- **Saved entries**

○ ○ ○

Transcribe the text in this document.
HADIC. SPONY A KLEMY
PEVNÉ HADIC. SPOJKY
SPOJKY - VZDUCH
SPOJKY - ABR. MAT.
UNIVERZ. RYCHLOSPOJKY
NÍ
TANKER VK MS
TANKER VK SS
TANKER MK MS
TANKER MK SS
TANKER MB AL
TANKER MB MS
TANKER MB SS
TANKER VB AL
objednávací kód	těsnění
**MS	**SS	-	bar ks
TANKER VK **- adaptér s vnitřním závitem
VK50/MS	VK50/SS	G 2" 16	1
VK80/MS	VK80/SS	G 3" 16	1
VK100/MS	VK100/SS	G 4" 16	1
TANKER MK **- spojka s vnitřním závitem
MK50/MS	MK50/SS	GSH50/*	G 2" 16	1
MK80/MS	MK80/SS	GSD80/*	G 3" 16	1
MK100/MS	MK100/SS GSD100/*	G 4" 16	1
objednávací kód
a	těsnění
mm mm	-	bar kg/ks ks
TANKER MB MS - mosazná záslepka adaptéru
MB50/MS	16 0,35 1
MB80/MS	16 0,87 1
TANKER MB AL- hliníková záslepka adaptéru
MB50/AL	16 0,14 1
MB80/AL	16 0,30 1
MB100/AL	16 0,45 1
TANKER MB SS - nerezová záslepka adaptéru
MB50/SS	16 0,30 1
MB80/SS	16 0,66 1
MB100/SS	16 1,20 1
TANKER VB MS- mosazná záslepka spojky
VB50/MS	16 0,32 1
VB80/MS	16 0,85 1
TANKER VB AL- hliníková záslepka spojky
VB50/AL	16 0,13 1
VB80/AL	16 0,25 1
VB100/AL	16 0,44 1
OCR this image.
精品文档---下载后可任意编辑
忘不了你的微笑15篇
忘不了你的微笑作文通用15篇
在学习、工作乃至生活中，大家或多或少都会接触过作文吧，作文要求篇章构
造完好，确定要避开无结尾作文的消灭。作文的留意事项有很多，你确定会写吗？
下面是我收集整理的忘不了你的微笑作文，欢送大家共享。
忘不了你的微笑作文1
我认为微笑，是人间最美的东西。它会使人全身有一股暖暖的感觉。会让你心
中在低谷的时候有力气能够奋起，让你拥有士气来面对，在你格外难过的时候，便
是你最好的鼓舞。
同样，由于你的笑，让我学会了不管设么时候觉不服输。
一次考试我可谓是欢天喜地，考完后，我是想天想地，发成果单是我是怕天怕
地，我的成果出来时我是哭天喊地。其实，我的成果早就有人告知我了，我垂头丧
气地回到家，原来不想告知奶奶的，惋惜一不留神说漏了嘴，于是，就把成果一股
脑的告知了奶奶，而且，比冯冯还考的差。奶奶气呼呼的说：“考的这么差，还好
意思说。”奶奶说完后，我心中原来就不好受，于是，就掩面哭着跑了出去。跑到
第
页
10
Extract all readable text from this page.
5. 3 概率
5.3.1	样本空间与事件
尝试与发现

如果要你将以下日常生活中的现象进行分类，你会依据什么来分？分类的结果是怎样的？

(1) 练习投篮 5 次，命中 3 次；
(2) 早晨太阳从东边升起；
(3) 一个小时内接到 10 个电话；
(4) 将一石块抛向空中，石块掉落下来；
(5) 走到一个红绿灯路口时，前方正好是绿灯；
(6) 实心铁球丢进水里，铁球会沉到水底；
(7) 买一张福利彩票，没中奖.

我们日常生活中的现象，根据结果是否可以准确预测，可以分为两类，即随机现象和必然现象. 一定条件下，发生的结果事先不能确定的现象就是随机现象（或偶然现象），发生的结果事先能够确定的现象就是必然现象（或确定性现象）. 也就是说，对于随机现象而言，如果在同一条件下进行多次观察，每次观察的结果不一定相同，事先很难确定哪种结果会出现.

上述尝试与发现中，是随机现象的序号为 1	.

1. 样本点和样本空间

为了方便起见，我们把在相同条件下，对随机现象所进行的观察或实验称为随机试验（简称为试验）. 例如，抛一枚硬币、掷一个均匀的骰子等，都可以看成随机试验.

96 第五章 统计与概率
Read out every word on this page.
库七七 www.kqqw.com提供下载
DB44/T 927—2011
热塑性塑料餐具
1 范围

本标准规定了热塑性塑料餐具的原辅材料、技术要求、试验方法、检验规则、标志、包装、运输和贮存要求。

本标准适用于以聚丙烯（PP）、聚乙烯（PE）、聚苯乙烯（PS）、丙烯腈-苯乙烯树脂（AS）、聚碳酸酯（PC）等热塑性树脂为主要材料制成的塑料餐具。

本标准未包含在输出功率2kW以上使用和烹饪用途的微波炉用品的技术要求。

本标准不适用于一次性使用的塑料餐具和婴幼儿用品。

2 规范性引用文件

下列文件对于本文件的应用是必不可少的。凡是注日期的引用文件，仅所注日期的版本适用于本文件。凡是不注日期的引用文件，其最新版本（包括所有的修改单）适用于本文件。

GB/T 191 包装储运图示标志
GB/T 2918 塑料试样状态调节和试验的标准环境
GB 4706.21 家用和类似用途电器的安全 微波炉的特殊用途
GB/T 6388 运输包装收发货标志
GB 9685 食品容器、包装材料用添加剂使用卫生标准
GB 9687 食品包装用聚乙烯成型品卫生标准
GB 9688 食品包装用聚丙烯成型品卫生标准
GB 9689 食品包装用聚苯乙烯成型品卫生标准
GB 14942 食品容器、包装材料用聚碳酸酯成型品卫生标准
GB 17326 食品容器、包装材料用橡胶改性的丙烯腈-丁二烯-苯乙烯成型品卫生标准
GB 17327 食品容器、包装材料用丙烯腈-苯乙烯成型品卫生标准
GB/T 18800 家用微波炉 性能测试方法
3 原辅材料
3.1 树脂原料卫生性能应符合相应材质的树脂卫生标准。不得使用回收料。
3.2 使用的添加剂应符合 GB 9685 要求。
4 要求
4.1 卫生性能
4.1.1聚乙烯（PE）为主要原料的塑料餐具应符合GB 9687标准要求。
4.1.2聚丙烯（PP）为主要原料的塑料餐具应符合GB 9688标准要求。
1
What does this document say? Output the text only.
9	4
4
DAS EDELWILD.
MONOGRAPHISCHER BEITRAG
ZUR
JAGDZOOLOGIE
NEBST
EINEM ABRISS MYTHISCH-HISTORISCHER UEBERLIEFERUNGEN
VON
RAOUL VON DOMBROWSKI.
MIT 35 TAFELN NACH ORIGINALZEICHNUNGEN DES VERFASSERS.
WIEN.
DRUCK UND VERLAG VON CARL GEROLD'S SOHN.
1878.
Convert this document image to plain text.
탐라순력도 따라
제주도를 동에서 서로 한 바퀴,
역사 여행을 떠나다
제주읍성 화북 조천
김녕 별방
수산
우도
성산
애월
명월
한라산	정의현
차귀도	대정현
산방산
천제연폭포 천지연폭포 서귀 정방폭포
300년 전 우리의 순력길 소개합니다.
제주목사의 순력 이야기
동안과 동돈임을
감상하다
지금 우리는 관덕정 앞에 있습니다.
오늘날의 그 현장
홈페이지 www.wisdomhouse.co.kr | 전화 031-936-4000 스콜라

○ ○ ○

Go through the material and copy out every line with "mosazná" in it.

- **EXERCISE SOLUTION**
TANKER MB MS - mosazná záslepka adaptéru
TANKER VB MS- mosazná záslepka spojky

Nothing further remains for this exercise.